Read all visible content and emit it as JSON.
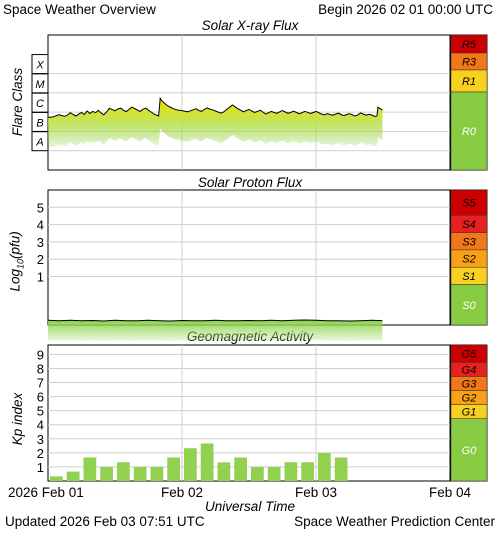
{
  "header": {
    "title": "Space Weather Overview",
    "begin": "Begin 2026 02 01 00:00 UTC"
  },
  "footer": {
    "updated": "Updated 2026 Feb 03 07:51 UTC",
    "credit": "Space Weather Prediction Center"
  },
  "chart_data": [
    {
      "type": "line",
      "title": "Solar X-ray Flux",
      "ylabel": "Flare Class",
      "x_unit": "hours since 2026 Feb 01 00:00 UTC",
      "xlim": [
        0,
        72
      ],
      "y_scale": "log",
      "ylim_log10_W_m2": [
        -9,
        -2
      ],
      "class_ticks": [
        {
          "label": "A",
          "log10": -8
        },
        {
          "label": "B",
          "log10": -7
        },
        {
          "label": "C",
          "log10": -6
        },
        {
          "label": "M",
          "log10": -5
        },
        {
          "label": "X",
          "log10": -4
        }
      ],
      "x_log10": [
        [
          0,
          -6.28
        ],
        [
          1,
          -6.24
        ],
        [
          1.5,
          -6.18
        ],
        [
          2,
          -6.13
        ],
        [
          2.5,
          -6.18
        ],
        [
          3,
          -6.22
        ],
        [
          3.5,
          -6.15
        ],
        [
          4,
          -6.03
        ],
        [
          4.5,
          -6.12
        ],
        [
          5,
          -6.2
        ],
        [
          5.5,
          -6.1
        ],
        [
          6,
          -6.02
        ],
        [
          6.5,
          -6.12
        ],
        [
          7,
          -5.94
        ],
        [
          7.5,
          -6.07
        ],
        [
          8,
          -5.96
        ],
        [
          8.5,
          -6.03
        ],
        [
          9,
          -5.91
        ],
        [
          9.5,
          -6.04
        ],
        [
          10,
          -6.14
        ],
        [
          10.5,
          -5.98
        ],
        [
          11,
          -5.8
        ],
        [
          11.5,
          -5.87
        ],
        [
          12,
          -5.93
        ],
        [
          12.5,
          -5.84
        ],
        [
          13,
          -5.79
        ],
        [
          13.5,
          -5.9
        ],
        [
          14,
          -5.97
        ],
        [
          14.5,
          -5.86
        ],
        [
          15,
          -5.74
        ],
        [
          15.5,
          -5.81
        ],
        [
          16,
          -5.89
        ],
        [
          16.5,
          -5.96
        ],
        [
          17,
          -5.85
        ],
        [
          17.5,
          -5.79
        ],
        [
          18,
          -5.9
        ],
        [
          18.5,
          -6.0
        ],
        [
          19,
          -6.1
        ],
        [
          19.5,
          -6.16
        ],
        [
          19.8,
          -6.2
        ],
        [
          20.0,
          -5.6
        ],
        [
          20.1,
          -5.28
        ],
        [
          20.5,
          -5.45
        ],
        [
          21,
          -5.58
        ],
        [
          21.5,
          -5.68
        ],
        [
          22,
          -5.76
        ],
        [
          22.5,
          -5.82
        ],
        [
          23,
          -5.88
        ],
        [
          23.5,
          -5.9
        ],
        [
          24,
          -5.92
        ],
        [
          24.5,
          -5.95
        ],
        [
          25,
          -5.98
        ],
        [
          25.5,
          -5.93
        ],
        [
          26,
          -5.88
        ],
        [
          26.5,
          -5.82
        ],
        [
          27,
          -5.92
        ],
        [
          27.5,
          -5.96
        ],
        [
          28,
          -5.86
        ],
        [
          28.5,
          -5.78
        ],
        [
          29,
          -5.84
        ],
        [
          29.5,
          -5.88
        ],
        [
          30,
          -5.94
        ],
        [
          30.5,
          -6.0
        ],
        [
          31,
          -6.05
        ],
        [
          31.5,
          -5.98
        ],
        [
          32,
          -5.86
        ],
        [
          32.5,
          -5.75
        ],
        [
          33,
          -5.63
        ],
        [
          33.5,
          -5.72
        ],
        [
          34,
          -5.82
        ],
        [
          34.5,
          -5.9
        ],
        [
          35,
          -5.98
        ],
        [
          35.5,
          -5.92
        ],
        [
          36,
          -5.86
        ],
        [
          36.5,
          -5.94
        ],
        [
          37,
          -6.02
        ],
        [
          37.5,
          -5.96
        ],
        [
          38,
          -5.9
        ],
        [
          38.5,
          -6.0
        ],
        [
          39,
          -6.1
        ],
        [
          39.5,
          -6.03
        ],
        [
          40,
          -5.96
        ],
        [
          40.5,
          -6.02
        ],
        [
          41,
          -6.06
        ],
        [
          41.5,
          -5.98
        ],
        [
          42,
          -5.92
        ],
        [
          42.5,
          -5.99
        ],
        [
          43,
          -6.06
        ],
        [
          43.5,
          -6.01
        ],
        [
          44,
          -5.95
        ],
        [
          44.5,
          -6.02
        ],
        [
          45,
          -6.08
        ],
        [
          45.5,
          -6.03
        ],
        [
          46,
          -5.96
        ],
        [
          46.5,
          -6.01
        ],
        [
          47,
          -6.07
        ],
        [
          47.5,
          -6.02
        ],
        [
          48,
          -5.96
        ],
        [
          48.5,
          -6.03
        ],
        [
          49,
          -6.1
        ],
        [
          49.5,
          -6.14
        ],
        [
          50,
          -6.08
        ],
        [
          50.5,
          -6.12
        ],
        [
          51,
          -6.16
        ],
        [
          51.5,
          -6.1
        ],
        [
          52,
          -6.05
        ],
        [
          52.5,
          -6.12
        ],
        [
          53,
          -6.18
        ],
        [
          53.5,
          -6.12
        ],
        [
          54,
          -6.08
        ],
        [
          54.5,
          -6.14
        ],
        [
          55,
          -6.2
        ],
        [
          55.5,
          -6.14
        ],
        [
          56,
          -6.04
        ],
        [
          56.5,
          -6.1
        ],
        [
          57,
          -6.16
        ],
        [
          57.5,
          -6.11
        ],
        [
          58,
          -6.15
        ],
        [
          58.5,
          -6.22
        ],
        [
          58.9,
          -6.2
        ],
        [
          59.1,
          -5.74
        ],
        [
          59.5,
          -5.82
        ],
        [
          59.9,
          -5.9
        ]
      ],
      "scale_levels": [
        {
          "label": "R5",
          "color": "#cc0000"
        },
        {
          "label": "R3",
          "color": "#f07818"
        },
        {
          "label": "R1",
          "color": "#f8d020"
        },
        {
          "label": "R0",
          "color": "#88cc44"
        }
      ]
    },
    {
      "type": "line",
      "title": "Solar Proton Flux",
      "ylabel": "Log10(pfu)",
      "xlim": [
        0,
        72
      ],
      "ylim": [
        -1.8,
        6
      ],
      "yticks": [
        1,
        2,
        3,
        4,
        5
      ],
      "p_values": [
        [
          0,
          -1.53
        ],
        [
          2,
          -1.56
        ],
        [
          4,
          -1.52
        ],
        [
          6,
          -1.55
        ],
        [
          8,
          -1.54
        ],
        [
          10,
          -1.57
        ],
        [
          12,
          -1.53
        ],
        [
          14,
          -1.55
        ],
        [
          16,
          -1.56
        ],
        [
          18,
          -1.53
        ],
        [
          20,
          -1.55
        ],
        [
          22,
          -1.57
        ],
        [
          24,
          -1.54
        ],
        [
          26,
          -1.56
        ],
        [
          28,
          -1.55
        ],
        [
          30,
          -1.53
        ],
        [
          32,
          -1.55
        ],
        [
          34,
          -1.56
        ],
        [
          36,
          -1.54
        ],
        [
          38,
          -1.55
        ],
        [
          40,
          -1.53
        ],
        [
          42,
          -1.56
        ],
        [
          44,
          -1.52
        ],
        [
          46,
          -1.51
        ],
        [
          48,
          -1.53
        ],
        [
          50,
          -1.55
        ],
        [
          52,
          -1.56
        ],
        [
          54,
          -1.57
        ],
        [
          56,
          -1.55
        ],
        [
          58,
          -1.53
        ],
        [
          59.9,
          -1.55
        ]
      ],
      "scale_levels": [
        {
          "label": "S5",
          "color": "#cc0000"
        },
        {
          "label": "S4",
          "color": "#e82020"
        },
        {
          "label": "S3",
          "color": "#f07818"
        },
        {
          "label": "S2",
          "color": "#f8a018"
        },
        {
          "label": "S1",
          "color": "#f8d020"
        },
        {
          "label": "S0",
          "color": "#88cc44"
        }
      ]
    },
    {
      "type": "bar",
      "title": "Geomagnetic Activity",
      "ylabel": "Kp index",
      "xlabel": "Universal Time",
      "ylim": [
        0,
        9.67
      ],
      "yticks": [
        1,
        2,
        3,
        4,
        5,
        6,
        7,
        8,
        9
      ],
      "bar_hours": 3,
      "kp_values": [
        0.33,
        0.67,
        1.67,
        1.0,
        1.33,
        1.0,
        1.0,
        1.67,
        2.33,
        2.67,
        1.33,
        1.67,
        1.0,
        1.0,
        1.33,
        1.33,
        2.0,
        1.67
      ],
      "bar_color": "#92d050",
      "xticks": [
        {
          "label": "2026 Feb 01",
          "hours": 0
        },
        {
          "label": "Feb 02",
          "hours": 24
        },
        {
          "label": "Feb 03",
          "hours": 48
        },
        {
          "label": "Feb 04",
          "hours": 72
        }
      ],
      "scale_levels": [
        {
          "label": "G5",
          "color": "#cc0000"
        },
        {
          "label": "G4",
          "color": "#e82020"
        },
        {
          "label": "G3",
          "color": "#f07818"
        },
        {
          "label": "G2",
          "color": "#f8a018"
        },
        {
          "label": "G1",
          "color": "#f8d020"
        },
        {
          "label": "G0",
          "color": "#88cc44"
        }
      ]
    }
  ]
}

> _What to produce_
List every line from the entries above in which "title" appears.

> _Problem solution_
    "title": "Space Weather Overview",
      "title": "Solar X-ray Flux",
      "title": "Solar Proton Flux",
      "title": "Geomagnetic Activity",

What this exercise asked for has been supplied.